- **Task brief**:
Copy each of the entries below faithfully, setting aside any pictures.

- **Task inputs**:
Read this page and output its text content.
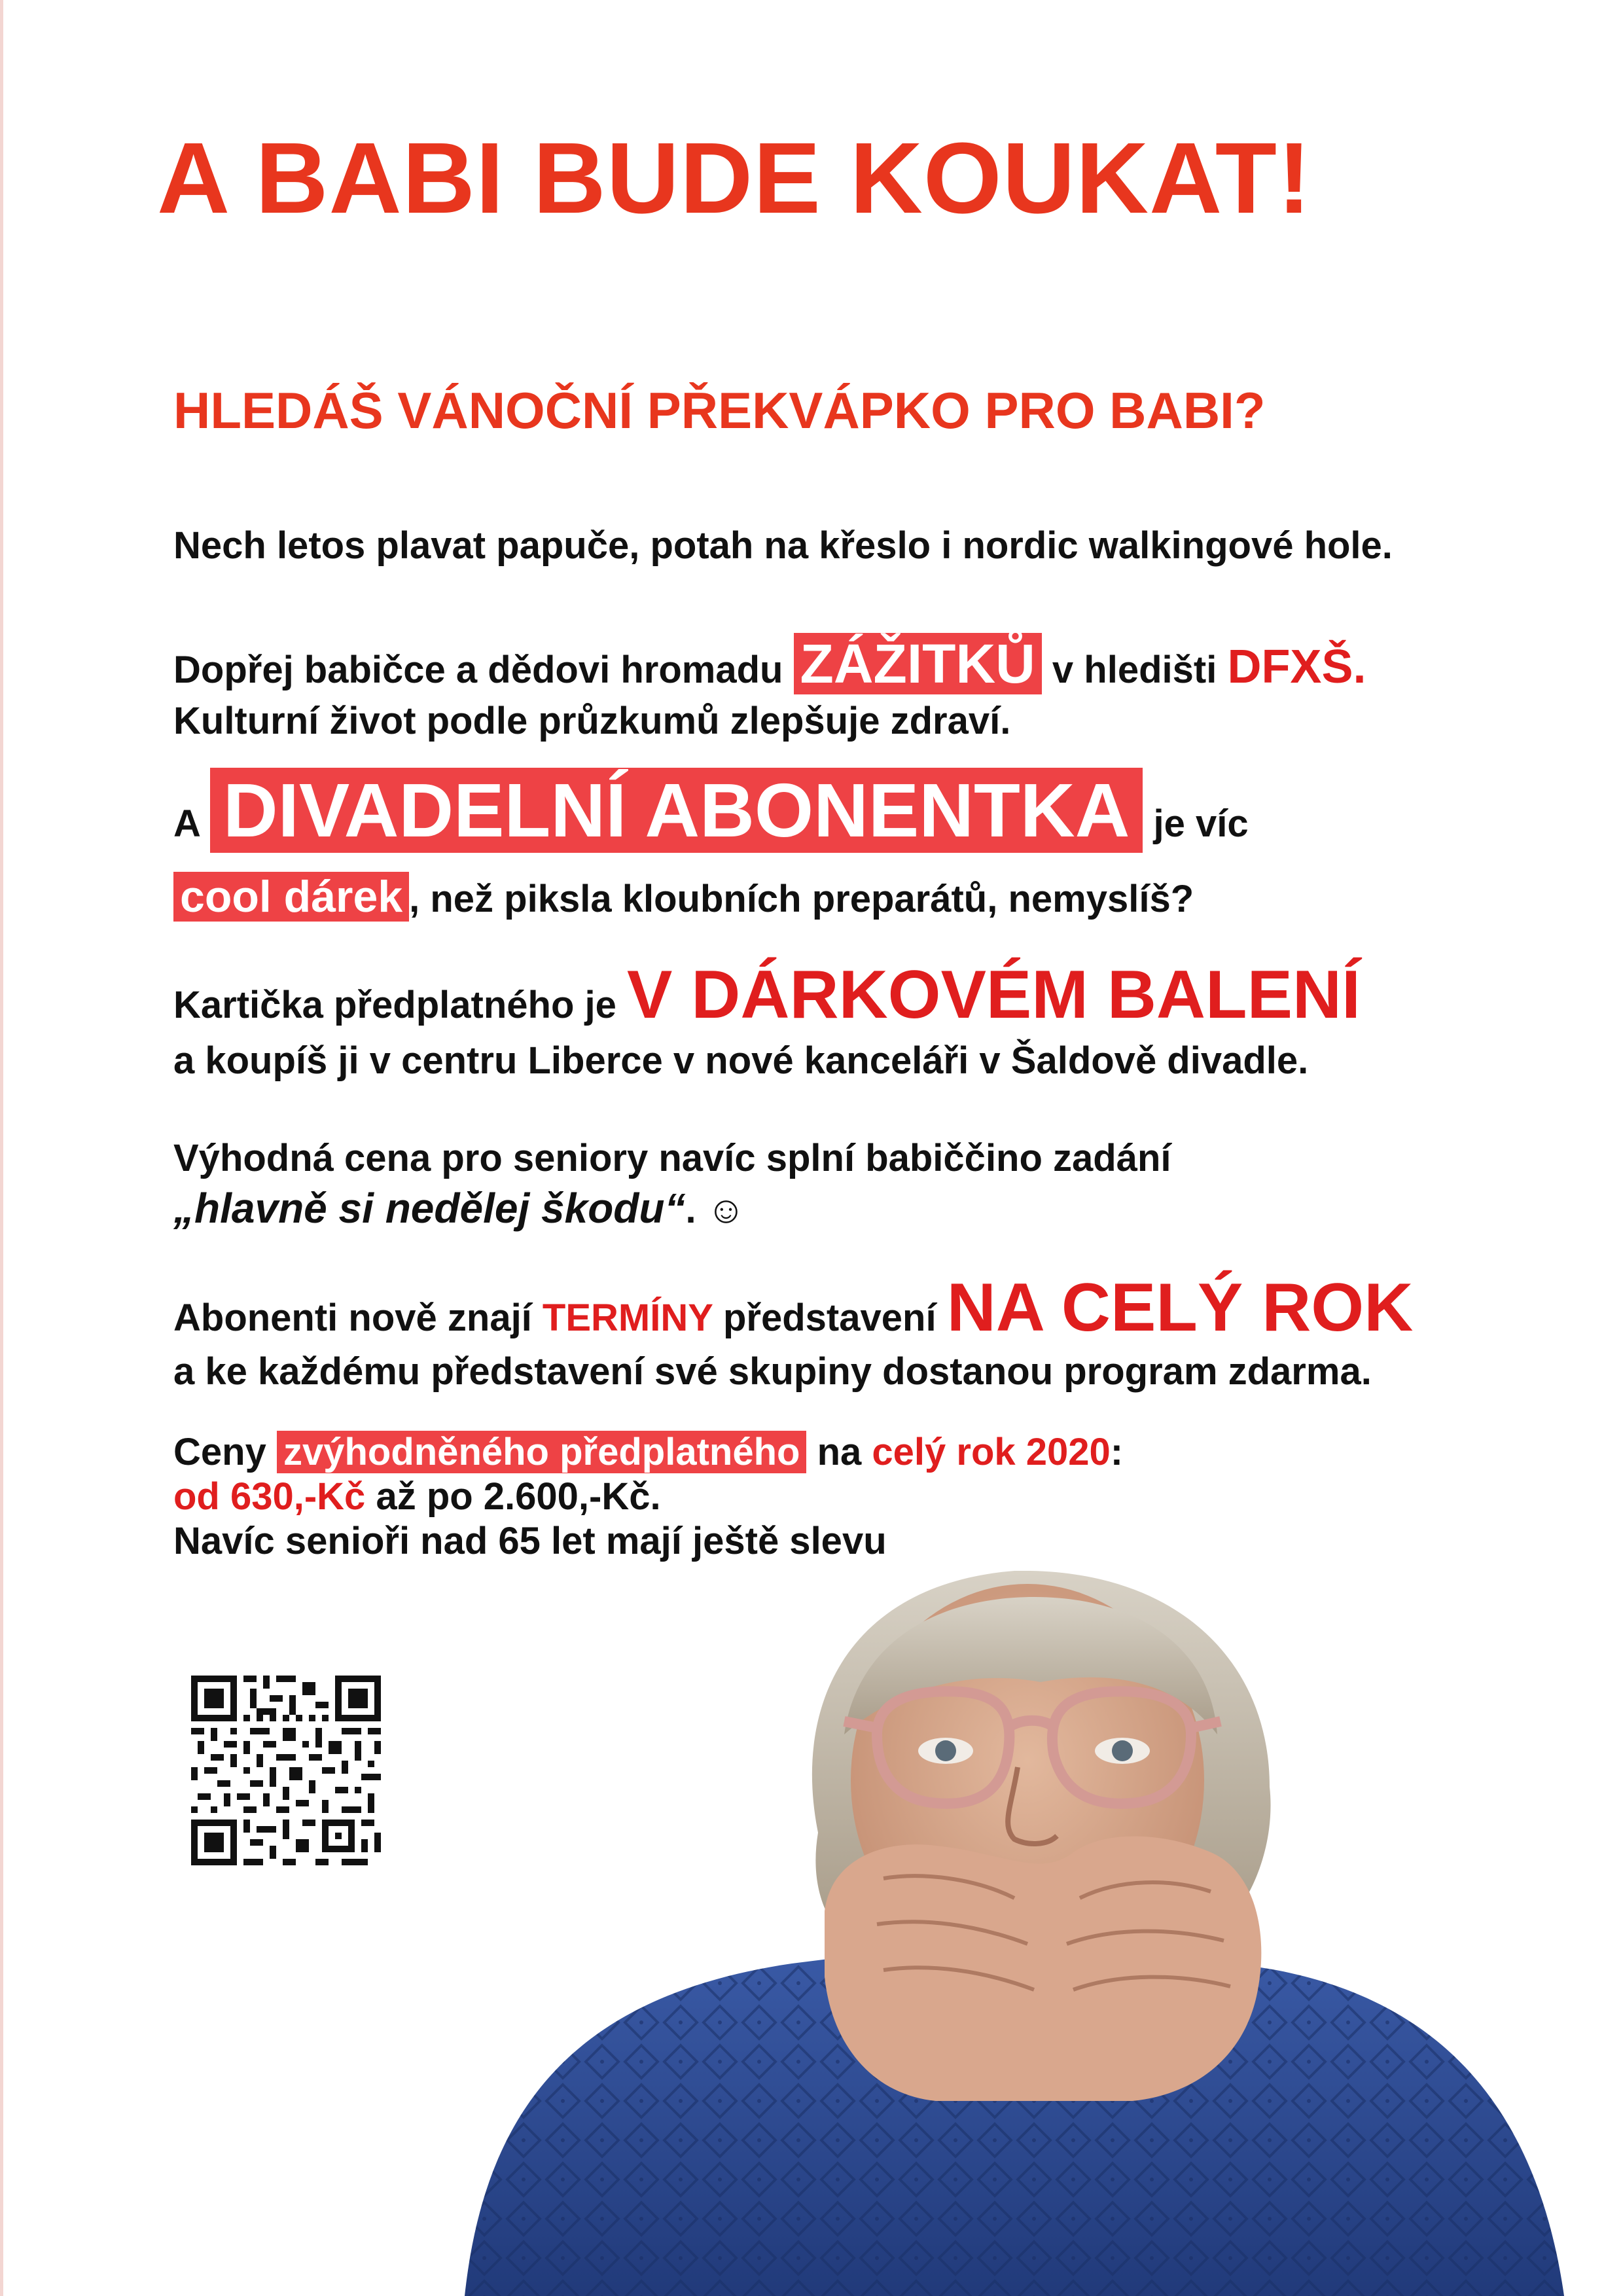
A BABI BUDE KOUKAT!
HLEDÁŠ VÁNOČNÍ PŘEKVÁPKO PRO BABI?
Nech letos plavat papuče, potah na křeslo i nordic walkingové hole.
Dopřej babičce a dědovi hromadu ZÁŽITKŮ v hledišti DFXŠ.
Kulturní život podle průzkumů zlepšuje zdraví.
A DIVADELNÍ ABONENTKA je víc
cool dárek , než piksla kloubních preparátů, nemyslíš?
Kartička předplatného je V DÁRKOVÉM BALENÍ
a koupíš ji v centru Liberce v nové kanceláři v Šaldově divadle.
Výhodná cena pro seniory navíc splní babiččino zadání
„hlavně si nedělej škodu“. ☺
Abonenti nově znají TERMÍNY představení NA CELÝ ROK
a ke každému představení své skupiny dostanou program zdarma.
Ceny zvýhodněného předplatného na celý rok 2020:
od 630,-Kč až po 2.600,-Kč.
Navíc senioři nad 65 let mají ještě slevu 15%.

- **Output for this task**:
Read this page and output its text content.
A BABI BUDE KOUKAT!
HLEDÁŠ VÁNOČNÍ PŘEKVÁPKO PRO BABI?
Nech letos plavat papuče, potah na křeslo i nordic walkingové hole.
Dopřej babičce a dědovi hromadu ZÁŽITKŮ v hledišti DFXŠ.
Kulturní život podle průzkumů zlepšuje zdraví.
A DIVADELNÍ ABONENTKA je víc
cool dárek , než piksla kloubních preparátů, nemyslíš?
Kartička předplatného je V DÁRKOVÉM BALENÍ
a koupíš ji v centru Liberce v nové kanceláři v Šaldově divadle.
Výhodná cena pro seniory navíc splní babiččino zadání
„hlavně si nedělej škodu“. ☺
Abonenti nově znají TERMÍNY představení NA CELÝ ROK
a ke každému představení své skupiny dostanou program zdarma.
Ceny zvýhodněného předplatného na celý rok 2020:
od 630,-Kč až po 2.600,-Kč.
Navíc senioři nad 65 let mají ještě slevu 15%.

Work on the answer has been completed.